* Exercise goal:
Reproduce the listing verbatim, beginning with its first line and ending after the line that contains "data-point-1981[interactable] bbox=[634, 341, 678, 386]".

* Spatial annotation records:
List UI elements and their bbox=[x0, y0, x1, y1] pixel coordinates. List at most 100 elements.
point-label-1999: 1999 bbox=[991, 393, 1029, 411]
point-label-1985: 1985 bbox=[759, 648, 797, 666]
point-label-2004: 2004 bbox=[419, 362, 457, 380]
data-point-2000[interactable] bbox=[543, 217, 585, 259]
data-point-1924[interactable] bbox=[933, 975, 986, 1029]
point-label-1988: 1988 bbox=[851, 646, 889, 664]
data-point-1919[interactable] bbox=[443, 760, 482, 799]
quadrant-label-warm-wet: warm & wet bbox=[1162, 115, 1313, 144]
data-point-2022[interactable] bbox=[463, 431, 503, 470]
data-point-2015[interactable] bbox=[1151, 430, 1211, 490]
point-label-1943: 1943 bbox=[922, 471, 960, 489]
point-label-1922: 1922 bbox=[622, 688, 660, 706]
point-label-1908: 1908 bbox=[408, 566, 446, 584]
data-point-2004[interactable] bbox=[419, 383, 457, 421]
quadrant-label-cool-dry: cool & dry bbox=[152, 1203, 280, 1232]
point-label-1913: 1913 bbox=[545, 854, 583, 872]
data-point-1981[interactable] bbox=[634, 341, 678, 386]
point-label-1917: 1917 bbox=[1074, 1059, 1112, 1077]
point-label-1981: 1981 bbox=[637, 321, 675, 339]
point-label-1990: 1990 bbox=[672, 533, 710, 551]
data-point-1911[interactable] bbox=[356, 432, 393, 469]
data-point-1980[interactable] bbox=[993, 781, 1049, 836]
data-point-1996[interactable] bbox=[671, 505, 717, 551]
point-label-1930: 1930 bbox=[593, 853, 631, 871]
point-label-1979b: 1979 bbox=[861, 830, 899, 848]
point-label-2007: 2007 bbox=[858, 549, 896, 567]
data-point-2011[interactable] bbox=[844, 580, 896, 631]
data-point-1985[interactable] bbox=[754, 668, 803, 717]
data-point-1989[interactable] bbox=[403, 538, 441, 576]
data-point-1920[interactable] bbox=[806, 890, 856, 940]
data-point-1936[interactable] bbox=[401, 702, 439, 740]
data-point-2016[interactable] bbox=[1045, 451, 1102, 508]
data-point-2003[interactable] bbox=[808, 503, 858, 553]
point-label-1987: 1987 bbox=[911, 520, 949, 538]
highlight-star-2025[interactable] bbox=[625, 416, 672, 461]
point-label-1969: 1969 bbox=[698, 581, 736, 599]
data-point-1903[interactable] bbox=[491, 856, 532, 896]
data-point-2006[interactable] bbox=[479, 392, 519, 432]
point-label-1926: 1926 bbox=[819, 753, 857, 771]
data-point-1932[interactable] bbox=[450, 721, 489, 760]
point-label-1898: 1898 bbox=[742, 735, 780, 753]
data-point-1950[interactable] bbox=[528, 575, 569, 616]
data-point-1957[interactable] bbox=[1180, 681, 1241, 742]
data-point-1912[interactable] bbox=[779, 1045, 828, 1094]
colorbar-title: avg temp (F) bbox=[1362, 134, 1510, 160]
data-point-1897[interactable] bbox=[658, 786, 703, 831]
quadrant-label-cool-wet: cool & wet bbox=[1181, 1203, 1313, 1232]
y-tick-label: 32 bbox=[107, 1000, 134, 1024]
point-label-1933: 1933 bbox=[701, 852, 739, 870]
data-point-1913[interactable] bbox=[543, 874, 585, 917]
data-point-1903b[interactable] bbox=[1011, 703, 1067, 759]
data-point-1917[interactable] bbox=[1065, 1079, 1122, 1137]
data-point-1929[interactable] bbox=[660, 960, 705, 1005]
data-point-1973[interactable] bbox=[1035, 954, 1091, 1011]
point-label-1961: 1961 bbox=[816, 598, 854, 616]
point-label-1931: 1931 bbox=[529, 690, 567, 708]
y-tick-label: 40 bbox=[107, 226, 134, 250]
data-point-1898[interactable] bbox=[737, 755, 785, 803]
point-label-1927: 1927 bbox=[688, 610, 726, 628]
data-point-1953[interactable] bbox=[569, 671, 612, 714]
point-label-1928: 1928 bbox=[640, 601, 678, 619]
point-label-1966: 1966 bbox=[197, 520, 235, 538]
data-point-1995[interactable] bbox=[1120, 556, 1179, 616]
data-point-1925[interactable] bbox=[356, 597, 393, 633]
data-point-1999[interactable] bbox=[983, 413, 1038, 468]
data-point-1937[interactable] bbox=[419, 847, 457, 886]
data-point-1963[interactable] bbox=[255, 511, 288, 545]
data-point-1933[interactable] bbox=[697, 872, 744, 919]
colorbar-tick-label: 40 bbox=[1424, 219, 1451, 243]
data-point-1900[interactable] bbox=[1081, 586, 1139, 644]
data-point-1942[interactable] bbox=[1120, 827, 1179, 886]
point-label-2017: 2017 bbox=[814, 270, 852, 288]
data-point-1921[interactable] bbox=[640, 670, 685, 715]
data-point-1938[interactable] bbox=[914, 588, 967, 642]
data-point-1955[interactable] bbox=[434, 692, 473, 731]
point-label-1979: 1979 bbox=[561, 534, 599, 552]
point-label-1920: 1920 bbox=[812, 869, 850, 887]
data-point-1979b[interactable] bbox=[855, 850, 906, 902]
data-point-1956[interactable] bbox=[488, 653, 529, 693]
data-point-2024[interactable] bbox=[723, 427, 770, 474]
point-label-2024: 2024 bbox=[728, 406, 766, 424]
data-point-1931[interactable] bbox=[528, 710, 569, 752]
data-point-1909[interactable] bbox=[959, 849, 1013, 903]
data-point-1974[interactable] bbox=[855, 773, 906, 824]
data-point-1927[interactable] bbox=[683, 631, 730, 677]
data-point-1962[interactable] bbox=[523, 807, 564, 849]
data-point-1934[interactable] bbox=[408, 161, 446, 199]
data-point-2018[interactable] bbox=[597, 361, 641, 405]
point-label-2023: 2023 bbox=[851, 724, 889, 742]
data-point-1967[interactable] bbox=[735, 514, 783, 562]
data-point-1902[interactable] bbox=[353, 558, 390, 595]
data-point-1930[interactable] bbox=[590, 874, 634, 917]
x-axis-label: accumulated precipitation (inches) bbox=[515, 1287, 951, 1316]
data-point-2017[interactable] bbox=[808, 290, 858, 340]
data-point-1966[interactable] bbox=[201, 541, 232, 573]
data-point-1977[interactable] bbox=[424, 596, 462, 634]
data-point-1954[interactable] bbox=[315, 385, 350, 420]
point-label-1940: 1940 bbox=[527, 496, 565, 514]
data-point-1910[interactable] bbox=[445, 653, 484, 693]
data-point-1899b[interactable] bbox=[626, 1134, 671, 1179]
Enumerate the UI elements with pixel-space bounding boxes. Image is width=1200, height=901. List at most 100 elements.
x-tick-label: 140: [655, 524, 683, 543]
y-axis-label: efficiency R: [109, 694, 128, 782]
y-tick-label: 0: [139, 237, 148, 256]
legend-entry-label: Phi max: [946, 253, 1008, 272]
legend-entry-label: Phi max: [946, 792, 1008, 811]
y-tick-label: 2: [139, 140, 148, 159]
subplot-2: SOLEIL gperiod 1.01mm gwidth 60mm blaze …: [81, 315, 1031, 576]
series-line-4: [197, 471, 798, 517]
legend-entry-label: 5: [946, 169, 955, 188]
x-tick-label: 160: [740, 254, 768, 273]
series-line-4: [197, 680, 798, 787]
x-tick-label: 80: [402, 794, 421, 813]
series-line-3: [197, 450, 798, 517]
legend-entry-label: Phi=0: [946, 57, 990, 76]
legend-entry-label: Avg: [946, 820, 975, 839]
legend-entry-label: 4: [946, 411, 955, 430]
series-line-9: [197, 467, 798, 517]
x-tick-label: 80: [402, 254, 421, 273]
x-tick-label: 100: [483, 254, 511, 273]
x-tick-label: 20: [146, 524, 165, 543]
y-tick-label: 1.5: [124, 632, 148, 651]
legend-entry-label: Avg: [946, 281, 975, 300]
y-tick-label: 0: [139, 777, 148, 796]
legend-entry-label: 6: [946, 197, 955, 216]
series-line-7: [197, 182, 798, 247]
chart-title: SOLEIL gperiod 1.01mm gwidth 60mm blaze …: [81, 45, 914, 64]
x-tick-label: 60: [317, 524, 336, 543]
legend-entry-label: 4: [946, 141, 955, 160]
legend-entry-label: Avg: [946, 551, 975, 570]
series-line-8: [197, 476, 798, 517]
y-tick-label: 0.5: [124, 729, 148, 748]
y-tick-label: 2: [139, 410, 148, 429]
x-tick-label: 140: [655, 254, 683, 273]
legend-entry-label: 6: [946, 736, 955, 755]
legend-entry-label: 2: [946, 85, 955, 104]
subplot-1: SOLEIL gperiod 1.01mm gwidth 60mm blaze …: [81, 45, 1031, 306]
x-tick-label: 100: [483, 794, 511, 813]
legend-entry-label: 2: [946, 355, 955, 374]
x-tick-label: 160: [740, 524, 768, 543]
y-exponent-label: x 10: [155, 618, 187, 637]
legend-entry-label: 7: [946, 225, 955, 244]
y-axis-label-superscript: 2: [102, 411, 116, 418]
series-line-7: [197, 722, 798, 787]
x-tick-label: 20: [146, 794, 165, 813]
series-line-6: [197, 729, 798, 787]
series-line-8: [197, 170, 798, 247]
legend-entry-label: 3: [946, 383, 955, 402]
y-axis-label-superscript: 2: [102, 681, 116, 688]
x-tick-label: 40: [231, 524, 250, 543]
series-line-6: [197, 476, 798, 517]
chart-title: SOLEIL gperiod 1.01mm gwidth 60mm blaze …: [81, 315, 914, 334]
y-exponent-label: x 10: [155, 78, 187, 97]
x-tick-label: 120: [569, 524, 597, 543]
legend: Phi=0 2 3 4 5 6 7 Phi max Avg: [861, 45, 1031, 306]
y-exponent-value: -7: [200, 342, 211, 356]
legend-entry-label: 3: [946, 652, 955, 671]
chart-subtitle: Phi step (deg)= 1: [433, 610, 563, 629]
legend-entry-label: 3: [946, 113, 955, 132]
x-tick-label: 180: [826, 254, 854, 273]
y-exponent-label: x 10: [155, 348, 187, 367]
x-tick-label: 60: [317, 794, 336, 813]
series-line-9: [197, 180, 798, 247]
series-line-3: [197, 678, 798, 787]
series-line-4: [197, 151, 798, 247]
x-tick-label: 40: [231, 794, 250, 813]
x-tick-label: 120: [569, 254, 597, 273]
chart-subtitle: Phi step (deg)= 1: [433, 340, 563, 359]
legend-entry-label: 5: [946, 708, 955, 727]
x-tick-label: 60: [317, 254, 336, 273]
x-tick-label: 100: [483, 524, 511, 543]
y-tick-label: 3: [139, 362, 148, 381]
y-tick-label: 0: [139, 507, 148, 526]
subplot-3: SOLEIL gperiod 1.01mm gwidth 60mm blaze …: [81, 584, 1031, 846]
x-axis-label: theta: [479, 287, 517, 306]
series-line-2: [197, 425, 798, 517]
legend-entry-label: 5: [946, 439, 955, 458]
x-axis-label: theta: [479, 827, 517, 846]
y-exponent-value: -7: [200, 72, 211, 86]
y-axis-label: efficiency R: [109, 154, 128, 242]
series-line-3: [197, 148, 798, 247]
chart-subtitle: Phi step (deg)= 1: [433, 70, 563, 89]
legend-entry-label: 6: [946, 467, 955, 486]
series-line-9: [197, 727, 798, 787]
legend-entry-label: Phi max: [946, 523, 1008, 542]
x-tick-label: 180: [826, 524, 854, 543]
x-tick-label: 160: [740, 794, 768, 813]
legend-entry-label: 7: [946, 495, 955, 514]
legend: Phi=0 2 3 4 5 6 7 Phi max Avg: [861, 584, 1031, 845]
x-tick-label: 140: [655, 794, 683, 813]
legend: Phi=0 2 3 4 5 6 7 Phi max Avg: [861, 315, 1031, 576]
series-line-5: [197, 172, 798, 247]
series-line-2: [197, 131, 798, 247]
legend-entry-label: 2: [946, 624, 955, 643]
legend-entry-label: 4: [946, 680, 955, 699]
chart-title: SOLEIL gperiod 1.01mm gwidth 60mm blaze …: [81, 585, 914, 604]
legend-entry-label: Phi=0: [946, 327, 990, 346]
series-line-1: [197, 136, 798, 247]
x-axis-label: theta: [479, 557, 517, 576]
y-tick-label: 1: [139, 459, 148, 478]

* Output:
List UI elements and their bbox=[x0, y0, x1, y1] pixel coordinates. List at most 100 elements.
point-label-1999: 1999 bbox=[991, 393, 1029, 411]
point-label-1985: 1985 bbox=[759, 648, 797, 666]
point-label-2004: 2004 bbox=[419, 362, 457, 380]
data-point-2000[interactable] bbox=[543, 217, 585, 259]
data-point-1924[interactable] bbox=[933, 975, 986, 1029]
point-label-1988: 1988 bbox=[851, 646, 889, 664]
data-point-1919[interactable] bbox=[443, 760, 482, 799]
quadrant-label-warm-wet: warm & wet bbox=[1162, 115, 1313, 144]
data-point-2022[interactable] bbox=[463, 431, 503, 470]
data-point-2015[interactable] bbox=[1151, 430, 1211, 490]
point-label-1943: 1943 bbox=[922, 471, 960, 489]
point-label-1922: 1922 bbox=[622, 688, 660, 706]
point-label-1908: 1908 bbox=[408, 566, 446, 584]
data-point-2004[interactable] bbox=[419, 383, 457, 421]
quadrant-label-cool-dry: cool & dry bbox=[152, 1203, 280, 1232]
point-label-1913: 1913 bbox=[545, 854, 583, 872]
data-point-1981[interactable] bbox=[634, 341, 678, 386]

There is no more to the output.